▶ [THE REQUEST] Restate each entry word for word, leaving nothing out.

[Saved data entries]
-- START --

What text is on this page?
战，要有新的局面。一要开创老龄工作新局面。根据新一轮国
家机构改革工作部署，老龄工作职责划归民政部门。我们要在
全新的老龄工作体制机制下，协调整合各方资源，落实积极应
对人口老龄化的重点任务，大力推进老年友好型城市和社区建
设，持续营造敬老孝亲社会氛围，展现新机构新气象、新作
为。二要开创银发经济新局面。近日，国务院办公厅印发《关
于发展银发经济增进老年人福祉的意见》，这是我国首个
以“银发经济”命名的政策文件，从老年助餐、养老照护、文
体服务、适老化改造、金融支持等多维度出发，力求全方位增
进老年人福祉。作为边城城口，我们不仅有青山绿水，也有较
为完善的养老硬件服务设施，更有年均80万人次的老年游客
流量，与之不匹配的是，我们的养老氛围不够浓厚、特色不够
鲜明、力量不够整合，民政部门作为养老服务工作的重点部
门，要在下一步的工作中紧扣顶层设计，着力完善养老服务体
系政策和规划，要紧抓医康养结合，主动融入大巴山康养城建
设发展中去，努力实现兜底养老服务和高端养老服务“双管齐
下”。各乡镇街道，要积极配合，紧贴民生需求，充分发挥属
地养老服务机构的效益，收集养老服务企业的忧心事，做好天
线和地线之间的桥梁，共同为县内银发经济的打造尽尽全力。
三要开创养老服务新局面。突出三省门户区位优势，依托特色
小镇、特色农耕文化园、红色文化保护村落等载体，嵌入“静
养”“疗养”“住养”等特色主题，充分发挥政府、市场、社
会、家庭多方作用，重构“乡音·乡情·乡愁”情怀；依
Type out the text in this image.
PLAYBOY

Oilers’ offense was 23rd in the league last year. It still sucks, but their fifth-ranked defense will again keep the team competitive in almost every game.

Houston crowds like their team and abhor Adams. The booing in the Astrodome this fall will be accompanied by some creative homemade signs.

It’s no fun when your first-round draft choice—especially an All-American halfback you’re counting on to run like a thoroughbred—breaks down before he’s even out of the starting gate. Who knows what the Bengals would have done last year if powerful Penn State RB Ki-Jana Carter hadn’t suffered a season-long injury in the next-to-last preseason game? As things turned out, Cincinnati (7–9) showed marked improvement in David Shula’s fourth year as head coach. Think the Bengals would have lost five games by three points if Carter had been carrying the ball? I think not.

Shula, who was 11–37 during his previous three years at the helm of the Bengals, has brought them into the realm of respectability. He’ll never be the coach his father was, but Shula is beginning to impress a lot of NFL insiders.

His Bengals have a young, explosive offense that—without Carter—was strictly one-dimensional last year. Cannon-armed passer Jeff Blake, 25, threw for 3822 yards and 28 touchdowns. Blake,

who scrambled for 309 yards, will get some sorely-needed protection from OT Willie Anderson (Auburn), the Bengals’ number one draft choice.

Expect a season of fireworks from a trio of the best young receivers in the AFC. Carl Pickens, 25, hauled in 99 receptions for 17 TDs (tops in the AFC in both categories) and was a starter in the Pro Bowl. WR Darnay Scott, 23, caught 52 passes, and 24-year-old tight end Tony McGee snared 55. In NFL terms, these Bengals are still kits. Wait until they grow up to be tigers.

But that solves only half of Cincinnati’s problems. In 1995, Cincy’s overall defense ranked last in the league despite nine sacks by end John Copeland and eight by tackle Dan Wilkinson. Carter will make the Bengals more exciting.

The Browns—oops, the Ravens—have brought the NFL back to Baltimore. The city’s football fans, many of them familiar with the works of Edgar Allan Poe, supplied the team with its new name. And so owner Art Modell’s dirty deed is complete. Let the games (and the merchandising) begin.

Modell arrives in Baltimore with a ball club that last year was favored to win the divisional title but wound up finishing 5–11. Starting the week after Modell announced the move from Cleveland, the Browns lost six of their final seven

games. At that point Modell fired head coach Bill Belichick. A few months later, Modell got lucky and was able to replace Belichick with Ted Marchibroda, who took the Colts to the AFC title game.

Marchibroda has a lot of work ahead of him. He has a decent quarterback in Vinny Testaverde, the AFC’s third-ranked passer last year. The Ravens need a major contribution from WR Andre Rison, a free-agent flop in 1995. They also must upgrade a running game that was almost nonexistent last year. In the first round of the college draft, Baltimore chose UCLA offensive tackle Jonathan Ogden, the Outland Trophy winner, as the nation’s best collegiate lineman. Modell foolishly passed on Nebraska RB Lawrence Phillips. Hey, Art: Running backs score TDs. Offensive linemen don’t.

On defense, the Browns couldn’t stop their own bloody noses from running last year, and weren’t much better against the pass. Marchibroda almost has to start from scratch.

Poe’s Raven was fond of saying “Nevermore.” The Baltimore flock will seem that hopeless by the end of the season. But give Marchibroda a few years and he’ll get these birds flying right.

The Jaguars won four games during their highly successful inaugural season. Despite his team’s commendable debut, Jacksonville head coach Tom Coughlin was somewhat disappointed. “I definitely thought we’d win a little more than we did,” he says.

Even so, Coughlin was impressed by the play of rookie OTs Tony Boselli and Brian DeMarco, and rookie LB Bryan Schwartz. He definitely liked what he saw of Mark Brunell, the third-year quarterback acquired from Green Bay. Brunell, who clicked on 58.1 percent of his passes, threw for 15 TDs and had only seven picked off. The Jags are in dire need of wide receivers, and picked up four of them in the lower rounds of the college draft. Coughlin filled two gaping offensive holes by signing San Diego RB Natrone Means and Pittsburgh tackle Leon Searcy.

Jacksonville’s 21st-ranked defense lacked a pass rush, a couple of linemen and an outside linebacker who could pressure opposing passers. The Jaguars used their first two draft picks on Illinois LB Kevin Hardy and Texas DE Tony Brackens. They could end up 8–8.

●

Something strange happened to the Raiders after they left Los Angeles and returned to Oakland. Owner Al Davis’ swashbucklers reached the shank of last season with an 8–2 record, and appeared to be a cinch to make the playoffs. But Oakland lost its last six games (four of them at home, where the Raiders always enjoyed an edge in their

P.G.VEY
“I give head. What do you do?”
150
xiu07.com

-- END --

▶ [CORRECT ANSWER]
What text is on this page?
战，要有新的局面。一要开创老龄工作新局面。根据新一轮国
家机构改革工作部署，老龄工作职责划归民政部门。我们要在
全新的老龄工作体制机制下，协调整合各方资源，落实积极应
对人口老龄化的重点任务，大力推进老年友好型城市和社区建
设，持续营造敬老孝亲社会氛围，展现新机构新气象、新作
为。二要开创银发经济新局面。近日，国务院办公厅印发《关
于发展银发经济增进老年人福祉的意见》，这是我国首个
以“银发经济”命名的政策文件，从老年助餐、养老照护、文
体服务、适老化改造、金融支持等多维度出发，力求全方位增
进老年人福祉。作为边城城口，我们不仅有青山绿水，也有较
为完善的养老硬件服务设施，更有年均80万人次的老年游客
流量，与之不匹配的是，我们的养老氛围不够浓厚、特色不够
鲜明、力量不够整合，民政部门作为养老服务工作的重点部
门，要在下一步的工作中紧扣顶层设计，着力完善养老服务体
系政策和规划，要紧抓医康养结合，主动融入大巴山康养城建
设发展中去，努力实现兜底养老服务和高端养老服务“双管齐
下”。各乡镇街道，要积极配合，紧贴民生需求，充分发挥属
地养老服务机构的效益，收集养老服务企业的忧心事，做好天
线和地线之间的桥梁，共同为县内银发经济的打造尽尽全力。
三要开创养老服务新局面。突出三省门户区位优势，依托特色
小镇、特色农耕文化园、红色文化保护村落等载体，嵌入“静
养”“疗养”“住养”等特色主题，充分发挥政府、市场、社
会、家庭多方作用，重构“乡音·乡情·乡愁”情怀；依
Type out the text in this image.
PLAYBOY

Oilers’ offense was 23rd in the league last year. It still sucks, but their fifth-ranked defense will again keep the team competitive in almost every game.

Houston crowds like their team and abhor Adams. The booing in the Astrodome this fall will be accompanied by some creative homemade signs.

It’s no fun when your first-round draft choice—especially an All-American halfback you’re counting on to run like a thoroughbred—breaks down before he’s even out of the starting gate. Who knows what the Bengals would have done last year if powerful Penn State RB Ki-Jana Carter hadn’t suffered a season-long injury in the next-to-last preseason game? As things turned out, Cincinnati (7–9) showed marked improvement in David Shula’s fourth year as head coach. Think the Bengals would have lost five games by three points if Carter had been carrying the ball? I think not.

Shula, who was 11–37 during his previous three years at the helm of the Bengals, has brought them into the realm of respectability. He’ll never be the coach his father was, but Shula is beginning to impress a lot of NFL insiders.

His Bengals have a young, explosive offense that—without Carter—was strictly one-dimensional last year. Cannon-armed passer Jeff Blake, 25, threw for 3822 yards and 28 touchdowns. Blake,

who scrambled for 309 yards, will get some sorely-needed protection from OT Willie Anderson (Auburn), the Bengals’ number one draft choice.

Expect a season of fireworks from a trio of the best young receivers in the AFC. Carl Pickens, 25, hauled in 99 receptions for 17 TDs (tops in the AFC in both categories) and was a starter in the Pro Bowl. WR Darnay Scott, 23, caught 52 passes, and 24-year-old tight end Tony McGee snared 55. In NFL terms, these Bengals are still kits. Wait until they grow up to be tigers.

But that solves only half of Cincinnati’s problems. In 1995, Cincy’s overall defense ranked last in the league despite nine sacks by end John Copeland and eight by tackle Dan Wilkinson. Carter will make the Bengals more exciting.

The Browns—oops, the Ravens—have brought the NFL back to Baltimore. The city’s football fans, many of them familiar with the works of Edgar Allan Poe, supplied the team with its new name. And so owner Art Modell’s dirty deed is complete. Let the games (and the merchandising) begin.

Modell arrives in Baltimore with a ball club that last year was favored to win the divisional title but wound up finishing 5–11. Starting the week after Modell announced the move from Cleveland, the Browns lost six of their final seven

games. At that point Modell fired head coach Bill Belichick. A few months later, Modell got lucky and was able to replace Belichick with Ted Marchibroda, who took the Colts to the AFC title game.

Marchibroda has a lot of work ahead of him. He has a decent quarterback in Vinny Testaverde, the AFC’s third-ranked passer last year. The Ravens need a major contribution from WR Andre Rison, a free-agent flop in 1995. They also must upgrade a running game that was almost nonexistent last year. In the first round of the college draft, Baltimore chose UCLA offensive tackle Jonathan Ogden, the Outland Trophy winner, as the nation’s best collegiate lineman. Modell foolishly passed on Nebraska RB Lawrence Phillips. Hey, Art: Running backs score TDs. Offensive linemen don’t.

On defense, the Browns couldn’t stop their own bloody noses from running last year, and weren’t much better against the pass. Marchibroda almost has to start from scratch.

Poe’s Raven was fond of saying “Nevermore.” The Baltimore flock will seem that hopeless by the end of the season. But give Marchibroda a few years and he’ll get these birds flying right.

The Jaguars won four games during their highly successful inaugural season. Despite his team’s commendable debut, Jacksonville head coach Tom Coughlin was somewhat disappointed. “I definitely thought we’d win a little more than we did,” he says.

Even so, Coughlin was impressed by the play of rookie OTs Tony Boselli and Brian DeMarco, and rookie LB Bryan Schwartz. He definitely liked what he saw of Mark Brunell, the third-year quarterback acquired from Green Bay. Brunell, who clicked on 58.1 percent of his passes, threw for 15 TDs and had only seven picked off. The Jags are in dire need of wide receivers, and picked up four of them in the lower rounds of the college draft. Coughlin filled two gaping offensive holes by signing San Diego RB Natrone Means and Pittsburgh tackle Leon Searcy.

Jacksonville’s 21st-ranked defense lacked a pass rush, a couple of linemen and an outside linebacker who could pressure opposing passers. The Jaguars used their first two draft picks on Illinois LB Kevin Hardy and Texas DE Tony Brackens. They could end up 8–8.

●

Something strange happened to the Raiders after they left Los Angeles and returned to Oakland. Owner Al Davis’ swashbucklers reached the shank of last season with an 8–2 record, and appeared to be a cinch to make the playoffs. But Oakland lost its last six games (four of them at home, where the Raiders always enjoyed an edge in their

P.G.VEY
“I give head. What do you do?”
150
xiu07.com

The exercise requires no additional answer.